→ **Extracted data**:
# # # # # # #

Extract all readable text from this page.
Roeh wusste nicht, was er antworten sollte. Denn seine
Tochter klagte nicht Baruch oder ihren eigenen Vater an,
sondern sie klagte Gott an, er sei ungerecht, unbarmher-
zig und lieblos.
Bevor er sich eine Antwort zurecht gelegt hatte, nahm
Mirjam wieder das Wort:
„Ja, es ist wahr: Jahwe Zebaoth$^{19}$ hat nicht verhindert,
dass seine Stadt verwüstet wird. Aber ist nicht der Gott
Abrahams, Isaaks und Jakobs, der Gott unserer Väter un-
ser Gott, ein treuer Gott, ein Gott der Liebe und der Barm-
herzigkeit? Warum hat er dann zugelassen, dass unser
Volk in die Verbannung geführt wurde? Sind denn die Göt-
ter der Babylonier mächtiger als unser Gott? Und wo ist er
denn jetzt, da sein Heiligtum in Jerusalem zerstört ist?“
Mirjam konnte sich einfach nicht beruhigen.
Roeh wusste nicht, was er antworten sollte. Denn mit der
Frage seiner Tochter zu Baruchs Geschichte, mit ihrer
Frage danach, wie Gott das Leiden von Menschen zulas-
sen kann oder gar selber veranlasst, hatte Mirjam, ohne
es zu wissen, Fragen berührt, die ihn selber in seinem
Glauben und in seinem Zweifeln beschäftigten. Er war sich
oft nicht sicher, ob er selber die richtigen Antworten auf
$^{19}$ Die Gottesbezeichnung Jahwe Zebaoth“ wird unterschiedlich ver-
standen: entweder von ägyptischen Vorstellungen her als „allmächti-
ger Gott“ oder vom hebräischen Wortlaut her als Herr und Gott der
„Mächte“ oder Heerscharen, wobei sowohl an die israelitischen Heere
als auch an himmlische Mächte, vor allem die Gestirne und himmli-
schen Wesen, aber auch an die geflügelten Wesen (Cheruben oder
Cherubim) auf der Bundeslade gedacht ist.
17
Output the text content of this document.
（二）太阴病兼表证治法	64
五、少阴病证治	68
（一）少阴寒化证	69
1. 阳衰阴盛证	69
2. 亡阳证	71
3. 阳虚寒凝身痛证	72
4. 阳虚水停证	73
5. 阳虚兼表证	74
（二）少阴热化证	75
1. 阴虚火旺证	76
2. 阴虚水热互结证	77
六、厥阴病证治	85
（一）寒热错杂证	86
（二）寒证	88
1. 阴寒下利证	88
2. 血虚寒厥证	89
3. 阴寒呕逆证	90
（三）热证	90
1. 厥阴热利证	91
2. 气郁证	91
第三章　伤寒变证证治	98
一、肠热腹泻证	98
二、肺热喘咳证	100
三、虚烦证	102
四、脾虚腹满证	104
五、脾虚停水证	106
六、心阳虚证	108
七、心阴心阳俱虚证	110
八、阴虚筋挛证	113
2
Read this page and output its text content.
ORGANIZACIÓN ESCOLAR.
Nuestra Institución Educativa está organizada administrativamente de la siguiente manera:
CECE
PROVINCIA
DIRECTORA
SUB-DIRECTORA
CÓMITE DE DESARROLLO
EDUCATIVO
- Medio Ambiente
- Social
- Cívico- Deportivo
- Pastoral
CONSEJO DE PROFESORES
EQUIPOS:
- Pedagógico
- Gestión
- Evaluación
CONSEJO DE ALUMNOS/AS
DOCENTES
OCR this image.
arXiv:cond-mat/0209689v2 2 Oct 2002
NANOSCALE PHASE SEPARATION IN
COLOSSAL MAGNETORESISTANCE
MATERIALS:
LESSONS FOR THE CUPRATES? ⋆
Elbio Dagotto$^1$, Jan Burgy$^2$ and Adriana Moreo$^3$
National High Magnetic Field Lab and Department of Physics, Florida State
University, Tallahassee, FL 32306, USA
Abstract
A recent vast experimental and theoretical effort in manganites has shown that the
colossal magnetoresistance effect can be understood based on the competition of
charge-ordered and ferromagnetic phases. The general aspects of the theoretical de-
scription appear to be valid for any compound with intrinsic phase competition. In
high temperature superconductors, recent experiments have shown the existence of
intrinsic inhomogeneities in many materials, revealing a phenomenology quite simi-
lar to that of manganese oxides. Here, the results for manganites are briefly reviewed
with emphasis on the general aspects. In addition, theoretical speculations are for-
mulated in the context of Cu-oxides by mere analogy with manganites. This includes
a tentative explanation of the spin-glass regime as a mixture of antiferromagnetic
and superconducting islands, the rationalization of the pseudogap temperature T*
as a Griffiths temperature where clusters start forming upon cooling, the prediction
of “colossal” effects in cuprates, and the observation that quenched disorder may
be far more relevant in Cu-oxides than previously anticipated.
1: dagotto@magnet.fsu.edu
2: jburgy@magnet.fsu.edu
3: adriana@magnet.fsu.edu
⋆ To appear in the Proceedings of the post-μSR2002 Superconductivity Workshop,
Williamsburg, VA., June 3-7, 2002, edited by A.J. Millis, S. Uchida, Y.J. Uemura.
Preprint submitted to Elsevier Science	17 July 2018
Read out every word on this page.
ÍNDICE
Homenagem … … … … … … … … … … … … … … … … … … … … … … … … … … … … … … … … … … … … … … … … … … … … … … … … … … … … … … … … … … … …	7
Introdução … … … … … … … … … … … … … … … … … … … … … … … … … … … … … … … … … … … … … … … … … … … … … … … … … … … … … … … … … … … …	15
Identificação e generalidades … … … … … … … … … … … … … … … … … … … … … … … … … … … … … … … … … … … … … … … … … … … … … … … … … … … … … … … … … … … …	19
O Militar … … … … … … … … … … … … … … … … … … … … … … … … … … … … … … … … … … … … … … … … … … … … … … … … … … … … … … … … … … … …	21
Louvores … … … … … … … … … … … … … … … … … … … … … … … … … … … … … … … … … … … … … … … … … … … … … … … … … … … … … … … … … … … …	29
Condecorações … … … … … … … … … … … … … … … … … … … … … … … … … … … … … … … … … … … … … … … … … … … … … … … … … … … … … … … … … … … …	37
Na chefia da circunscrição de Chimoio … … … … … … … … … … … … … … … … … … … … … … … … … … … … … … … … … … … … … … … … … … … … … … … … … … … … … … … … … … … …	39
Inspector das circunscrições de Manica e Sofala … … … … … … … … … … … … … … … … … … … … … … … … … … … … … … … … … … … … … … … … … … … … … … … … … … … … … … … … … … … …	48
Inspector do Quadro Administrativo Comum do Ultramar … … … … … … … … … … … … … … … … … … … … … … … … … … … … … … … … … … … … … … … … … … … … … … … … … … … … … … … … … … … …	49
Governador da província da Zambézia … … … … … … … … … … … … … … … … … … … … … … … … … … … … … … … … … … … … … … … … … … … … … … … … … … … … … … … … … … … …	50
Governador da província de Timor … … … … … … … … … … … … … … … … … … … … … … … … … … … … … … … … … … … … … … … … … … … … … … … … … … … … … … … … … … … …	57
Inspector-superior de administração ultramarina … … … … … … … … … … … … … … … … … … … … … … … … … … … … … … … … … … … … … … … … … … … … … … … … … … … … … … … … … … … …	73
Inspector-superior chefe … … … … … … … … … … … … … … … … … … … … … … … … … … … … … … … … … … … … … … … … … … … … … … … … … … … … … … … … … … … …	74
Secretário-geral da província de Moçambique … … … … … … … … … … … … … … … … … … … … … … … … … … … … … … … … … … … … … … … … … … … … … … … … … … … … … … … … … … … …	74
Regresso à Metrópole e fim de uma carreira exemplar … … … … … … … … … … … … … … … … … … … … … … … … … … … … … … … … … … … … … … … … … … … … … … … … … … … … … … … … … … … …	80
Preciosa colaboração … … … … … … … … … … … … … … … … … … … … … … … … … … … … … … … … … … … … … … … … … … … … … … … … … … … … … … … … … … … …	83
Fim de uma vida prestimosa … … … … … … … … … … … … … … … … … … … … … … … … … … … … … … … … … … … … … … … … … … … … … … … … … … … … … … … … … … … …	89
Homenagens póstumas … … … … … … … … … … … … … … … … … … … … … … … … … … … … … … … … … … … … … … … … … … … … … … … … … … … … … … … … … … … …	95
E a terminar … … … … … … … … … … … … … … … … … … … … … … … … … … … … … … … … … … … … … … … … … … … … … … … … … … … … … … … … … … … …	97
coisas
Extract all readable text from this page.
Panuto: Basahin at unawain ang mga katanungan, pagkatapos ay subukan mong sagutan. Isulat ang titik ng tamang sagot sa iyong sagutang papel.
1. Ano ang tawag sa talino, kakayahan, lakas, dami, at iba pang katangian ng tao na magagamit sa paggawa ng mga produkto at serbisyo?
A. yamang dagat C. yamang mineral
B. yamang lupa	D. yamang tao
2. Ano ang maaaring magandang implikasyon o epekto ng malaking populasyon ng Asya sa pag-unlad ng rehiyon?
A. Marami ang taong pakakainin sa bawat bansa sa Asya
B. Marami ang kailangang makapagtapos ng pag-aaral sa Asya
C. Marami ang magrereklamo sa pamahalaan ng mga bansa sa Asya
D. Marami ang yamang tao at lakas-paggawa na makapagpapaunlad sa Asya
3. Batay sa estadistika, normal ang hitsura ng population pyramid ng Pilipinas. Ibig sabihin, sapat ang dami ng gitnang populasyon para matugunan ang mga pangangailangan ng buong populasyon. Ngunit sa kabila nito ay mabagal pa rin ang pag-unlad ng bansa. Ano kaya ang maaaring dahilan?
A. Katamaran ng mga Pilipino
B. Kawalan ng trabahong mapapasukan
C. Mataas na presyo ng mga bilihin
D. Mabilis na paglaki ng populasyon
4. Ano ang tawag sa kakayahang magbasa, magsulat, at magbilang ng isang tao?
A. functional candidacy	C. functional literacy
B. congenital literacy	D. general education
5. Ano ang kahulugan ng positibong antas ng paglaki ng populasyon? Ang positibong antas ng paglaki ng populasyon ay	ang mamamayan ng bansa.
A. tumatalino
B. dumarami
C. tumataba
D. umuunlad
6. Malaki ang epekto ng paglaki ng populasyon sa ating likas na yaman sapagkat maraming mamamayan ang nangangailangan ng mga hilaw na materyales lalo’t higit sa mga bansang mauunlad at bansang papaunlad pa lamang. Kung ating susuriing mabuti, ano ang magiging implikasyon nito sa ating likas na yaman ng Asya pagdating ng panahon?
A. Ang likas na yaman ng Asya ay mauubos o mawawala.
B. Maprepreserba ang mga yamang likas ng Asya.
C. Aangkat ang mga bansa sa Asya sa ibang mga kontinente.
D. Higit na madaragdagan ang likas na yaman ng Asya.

# # # # # # #

→ **Work required**:
Identify the lines above that contain the word "oxides", then copy them.

→ **Exercise output**:
lar to that of manganese oxides. Here, the results for manganites are briefly reviewed
mulated in the context of Cu-oxides by mere analogy with manganites. This includes
be far more relevant in Cu-oxides than previously anticipated.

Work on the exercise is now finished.